+++ Input for this task
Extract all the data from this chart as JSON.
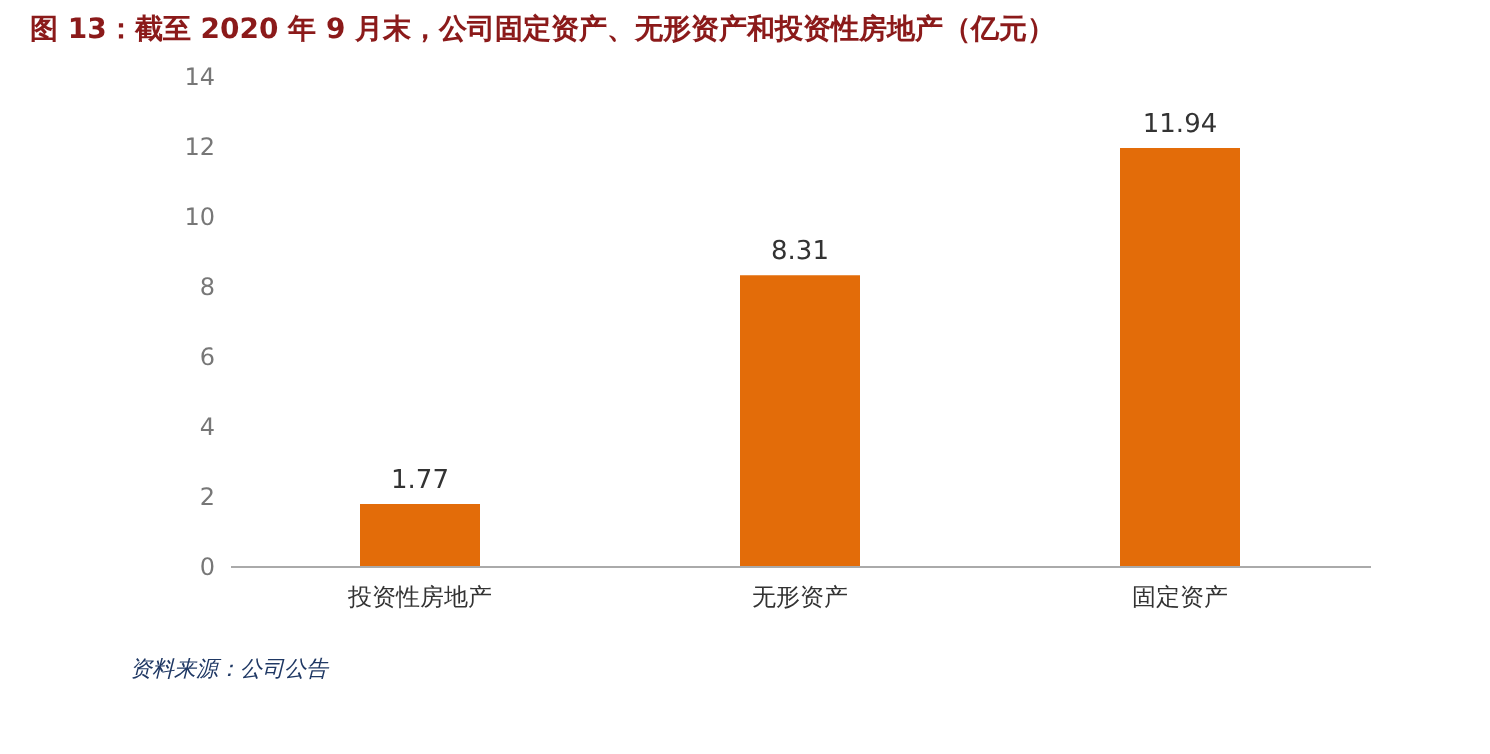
{
  "chart_data": {
    "type": "bar",
    "title": "图 13：截至 2020 年 9 月末，公司固定资产、无形资产和投资性房地产（亿元）",
    "categories": [
      "投资性房地产",
      "无形资产",
      "固定资产"
    ],
    "values": [
      1.77,
      8.31,
      11.94
    ],
    "color": "#e36c09",
    "ylim": [
      0,
      14
    ],
    "yticks": [
      0,
      2,
      4,
      6,
      8,
      10,
      12,
      14
    ],
    "grid": false,
    "data_labels": true,
    "annotations": [
      "资料来源：公司公告"
    ]
  }
}
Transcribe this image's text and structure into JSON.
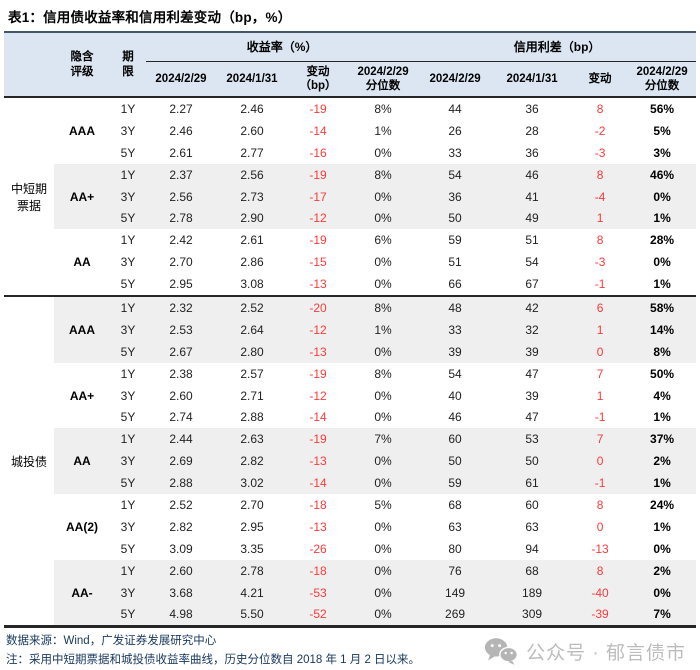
{
  "title": "表1：信用债收益率和信用利差变动（bp，%）",
  "chart_data": {
    "type": "table",
    "title": "信用债收益率和信用利差变动（bp，%）",
    "column_groups": [
      "收益率（%）",
      "信用利差（bp）"
    ],
    "columns": [
      "隐含评级",
      "期限",
      "收益率 2024/2/29",
      "收益率 2024/1/31",
      "收益率变动（bp）",
      "收益率 2024/2/29 分位数",
      "信用利差 2024/2/29",
      "信用利差 2024/1/31",
      "信用利差变动",
      "信用利差 2024/2/29 分位数"
    ]
  },
  "table": {
    "header": {
      "corner": "",
      "rating": "隐含\n评级",
      "tenor": "期\n限",
      "yield_group": "收益率（%）",
      "spread_group": "信用利差（bp）",
      "yield_cols": [
        "2024/2/29",
        "2024/1/31",
        "变动\n（bp）",
        "2024/2/29\n分位数"
      ],
      "spread_cols": [
        "2024/2/29",
        "2024/1/31",
        "变动",
        "2024/2/29\n分位数"
      ]
    },
    "sections": [
      {
        "label": "中短期\n票据",
        "groups": [
          {
            "rating": "AAA",
            "rows": [
              [
                "1Y",
                "2.27",
                "2.46",
                "-19",
                "8%",
                "44",
                "36",
                "8",
                "56%"
              ],
              [
                "3Y",
                "2.46",
                "2.60",
                "-14",
                "1%",
                "26",
                "28",
                "-2",
                "5%"
              ],
              [
                "5Y",
                "2.61",
                "2.77",
                "-16",
                "0%",
                "33",
                "36",
                "-3",
                "3%"
              ]
            ]
          },
          {
            "rating": "AA+",
            "rows": [
              [
                "1Y",
                "2.37",
                "2.56",
                "-19",
                "8%",
                "54",
                "46",
                "8",
                "46%"
              ],
              [
                "3Y",
                "2.56",
                "2.73",
                "-17",
                "0%",
                "36",
                "41",
                "-4",
                "0%"
              ],
              [
                "5Y",
                "2.78",
                "2.90",
                "-12",
                "0%",
                "50",
                "49",
                "1",
                "1%"
              ]
            ]
          },
          {
            "rating": "AA",
            "rows": [
              [
                "1Y",
                "2.42",
                "2.61",
                "-19",
                "6%",
                "59",
                "51",
                "8",
                "28%"
              ],
              [
                "3Y",
                "2.70",
                "2.86",
                "-15",
                "0%",
                "51",
                "54",
                "-3",
                "0%"
              ],
              [
                "5Y",
                "2.95",
                "3.08",
                "-13",
                "0%",
                "66",
                "67",
                "-1",
                "1%"
              ]
            ]
          }
        ]
      },
      {
        "label": "城投债",
        "groups": [
          {
            "rating": "AAA",
            "rows": [
              [
                "1Y",
                "2.32",
                "2.52",
                "-20",
                "8%",
                "48",
                "42",
                "6",
                "58%"
              ],
              [
                "3Y",
                "2.53",
                "2.64",
                "-12",
                "1%",
                "33",
                "32",
                "1",
                "14%"
              ],
              [
                "5Y",
                "2.67",
                "2.80",
                "-13",
                "0%",
                "39",
                "39",
                "0",
                "8%"
              ]
            ]
          },
          {
            "rating": "AA+",
            "rows": [
              [
                "1Y",
                "2.38",
                "2.57",
                "-19",
                "8%",
                "54",
                "47",
                "7",
                "50%"
              ],
              [
                "3Y",
                "2.60",
                "2.71",
                "-12",
                "0%",
                "40",
                "39",
                "1",
                "4%"
              ],
              [
                "5Y",
                "2.74",
                "2.88",
                "-14",
                "0%",
                "46",
                "47",
                "-1",
                "1%"
              ]
            ]
          },
          {
            "rating": "AA",
            "rows": [
              [
                "1Y",
                "2.44",
                "2.63",
                "-19",
                "7%",
                "60",
                "53",
                "7",
                "37%"
              ],
              [
                "3Y",
                "2.69",
                "2.82",
                "-13",
                "0%",
                "50",
                "50",
                "0",
                "2%"
              ],
              [
                "5Y",
                "2.88",
                "3.02",
                "-14",
                "0%",
                "59",
                "61",
                "-1",
                "1%"
              ]
            ]
          },
          {
            "rating": "AA(2)",
            "rows": [
              [
                "1Y",
                "2.52",
                "2.70",
                "-18",
                "5%",
                "68",
                "60",
                "8",
                "24%"
              ],
              [
                "3Y",
                "2.82",
                "2.95",
                "-13",
                "0%",
                "63",
                "63",
                "0",
                "1%"
              ],
              [
                "5Y",
                "3.09",
                "3.35",
                "-26",
                "0%",
                "80",
                "94",
                "-13",
                "0%"
              ]
            ]
          },
          {
            "rating": "AA-",
            "rows": [
              [
                "1Y",
                "2.60",
                "2.78",
                "-18",
                "0%",
                "76",
                "68",
                "8",
                "2%"
              ],
              [
                "3Y",
                "3.68",
                "4.21",
                "-53",
                "0%",
                "149",
                "189",
                "-40",
                "0%"
              ],
              [
                "5Y",
                "4.98",
                "5.50",
                "-52",
                "0%",
                "269",
                "309",
                "-39",
                "7%"
              ]
            ]
          }
        ]
      }
    ]
  },
  "footer": {
    "source": "数据来源：Wind，广发证券发展研究中心",
    "note": "注：采用中短期票据和城投债收益率曲线，历史分位数自 2018 年 1 月 2 日以来。",
    "watermark": "公众号 · 郁言债市"
  },
  "colors": {
    "header_bg": "#dce6f2",
    "stripe_bg": "#efefef",
    "negative_red": "#fb3b3b",
    "footer_navy": "#17375e",
    "border_dark": "#262626",
    "border_navy": "#44546a",
    "watermark_gray": "#bcbcbc"
  }
}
++++++
▶ **Aim of the task**:
Give every line back word for word and leave the pictures out.

▶ **Answer to the exercise**:
Extract all the data from this chart as JSON.
{
  "chart_data": {
    "type": "bar",
    "title": "图 13：截至 2020 年 9 月末，公司固定资产、无形资产和投资性房地产（亿元）",
    "categories": [
      "投资性房地产",
      "无形资产",
      "固定资产"
    ],
    "values": [
      1.77,
      8.31,
      11.94
    ],
    "color": "#e36c09",
    "ylim": [
      0,
      14
    ],
    "yticks": [
      0,
      2,
      4,
      6,
      8,
      10,
      12,
      14
    ],
    "grid": false,
    "data_labels": true,
    "annotations": [
      "资料来源：公司公告"
    ]
  }
}
Transcribe this image's text and structure into JSON.
{
  "title": "表1：信用债收益率和信用利差变动（bp，%）",
  "chart_data": {
    "type": "table",
    "title": "信用债收益率和信用利差变动（bp，%）",
    "column_groups": [
      "收益率（%）",
      "信用利差（bp）"
    ],
    "columns": [
      "隐含评级",
      "期限",
      "收益率 2024/2/29",
      "收益率 2024/1/31",
      "收益率变动（bp）",
      "收益率 2024/2/29 分位数",
      "信用利差 2024/2/29",
      "信用利差 2024/1/31",
      "信用利差变动",
      "信用利差 2024/2/29 分位数"
    ]
  },
  "table": {
    "header": {
      "corner": "",
      "rating": "隐含\n评级",
      "tenor": "期\n限",
      "yield_group": "收益率（%）",
      "spread_group": "信用利差（bp）",
      "yield_cols": [
        "2024/2/29",
        "2024/1/31",
        "变动\n（bp）",
        "2024/2/29\n分位数"
      ],
      "spread_cols": [
        "2024/2/29",
        "2024/1/31",
        "变动",
        "2024/2/29\n分位数"
      ]
    },
    "sections": [
      {
        "label": "中短期\n票据",
        "groups": [
          {
            "rating": "AAA",
            "rows": [
              [
                "1Y",
                "2.27",
                "2.46",
                "-19",
                "8%",
                "44",
                "36",
                "8",
                "56%"
              ],
              [
                "3Y",
                "2.46",
                "2.60",
                "-14",
                "1%",
                "26",
                "28",
                "-2",
                "5%"
              ],
              [
                "5Y",
                "2.61",
                "2.77",
                "-16",
                "0%",
                "33",
                "36",
                "-3",
                "3%"
              ]
            ]
          },
          {
            "rating": "AA+",
            "rows": [
              [
                "1Y",
                "2.37",
                "2.56",
                "-19",
                "8%",
                "54",
                "46",
                "8",
                "46%"
              ],
              [
                "3Y",
                "2.56",
                "2.73",
                "-17",
                "0%",
                "36",
                "41",
                "-4",
                "0%"
              ],
              [
                "5Y",
                "2.78",
                "2.90",
                "-12",
                "0%",
                "50",
                "49",
                "1",
                "1%"
              ]
            ]
          },
          {
            "rating": "AA",
            "rows": [
              [
                "1Y",
                "2.42",
                "2.61",
                "-19",
                "6%",
                "59",
                "51",
                "8",
                "28%"
              ],
              [
                "3Y",
                "2.70",
                "2.86",
                "-15",
                "0%",
                "51",
                "54",
                "-3",
                "0%"
              ],
              [
                "5Y",
                "2.95",
                "3.08",
                "-13",
                "0%",
                "66",
                "67",
                "-1",
                "1%"
              ]
            ]
          }
        ]
      },
      {
        "label": "城投债",
        "groups": [
          {
            "rating": "AAA",
            "rows": [
              [
                "1Y",
                "2.32",
                "2.52",
                "-20",
                "8%",
                "48",
                "42",
                "6",
                "58%"
              ],
              [
                "3Y",
                "2.53",
                "2.64",
                "-12",
                "1%",
                "33",
                "32",
                "1",
                "14%"
              ],
              [
                "5Y",
                "2.67",
                "2.80",
                "-13",
                "0%",
                "39",
                "39",
                "0",
                "8%"
              ]
            ]
          },
          {
            "rating": "AA+",
            "rows": [
              [
                "1Y",
                "2.38",
                "2.57",
                "-19",
                "8%",
                "54",
                "47",
                "7",
                "50%"
              ],
              [
                "3Y",
                "2.60",
                "2.71",
                "-12",
                "0%",
                "40",
                "39",
                "1",
                "4%"
              ],
              [
                "5Y",
                "2.74",
                "2.88",
                "-14",
                "0%",
                "46",
                "47",
                "-1",
                "1%"
              ]
            ]
          },
          {
            "rating": "AA",
            "rows": [
              [
                "1Y",
                "2.44",
                "2.63",
                "-19",
                "7%",
                "60",
                "53",
                "7",
                "37%"
              ],
              [
                "3Y",
                "2.69",
                "2.82",
                "-13",
                "0%",
                "50",
                "50",
                "0",
                "2%"
              ],
              [
                "5Y",
                "2.88",
                "3.02",
                "-14",
                "0%",
                "59",
                "61",
                "-1",
                "1%"
              ]
            ]
          },
          {
            "rating": "AA(2)",
            "rows": [
              [
                "1Y",
                "2.52",
                "2.70",
                "-18",
                "5%",
                "68",
                "60",
                "8",
                "24%"
              ],
              [
                "3Y",
                "2.82",
                "2.95",
                "-13",
                "0%",
                "63",
                "63",
                "0",
                "1%"
              ],
              [
                "5Y",
                "3.09",
                "3.35",
                "-26",
                "0%",
                "80",
                "94",
                "-13",
                "0%"
              ]
            ]
          },
          {
            "rating": "AA-",
            "rows": [
              [
                "1Y",
                "2.60",
                "2.78",
                "-18",
                "0%",
                "76",
                "68",
                "8",
                "2%"
              ],
              [
                "3Y",
                "3.68",
                "4.21",
                "-53",
                "0%",
                "149",
                "189",
                "-40",
                "0%"
              ],
              [
                "5Y",
                "4.98",
                "5.50",
                "-52",
                "0%",
                "269",
                "309",
                "-39",
                "7%"
              ]
            ]
          }
        ]
      }
    ]
  },
  "footer": {
    "source": "数据来源：Wind，广发证券发展研究中心",
    "note": "注：采用中短期票据和城投债收益率曲线，历史分位数自 2018 年 1 月 2 日以来。",
    "watermark": "公众号 · 郁言债市"
  },
  "colors": {
    "header_bg": "#dce6f2",
    "stripe_bg": "#efefef",
    "negative_red": "#fb3b3b",
    "footer_navy": "#17375e",
    "border_dark": "#262626",
    "border_navy": "#44546a",
    "watermark_gray": "#bcbcbc"
  }
}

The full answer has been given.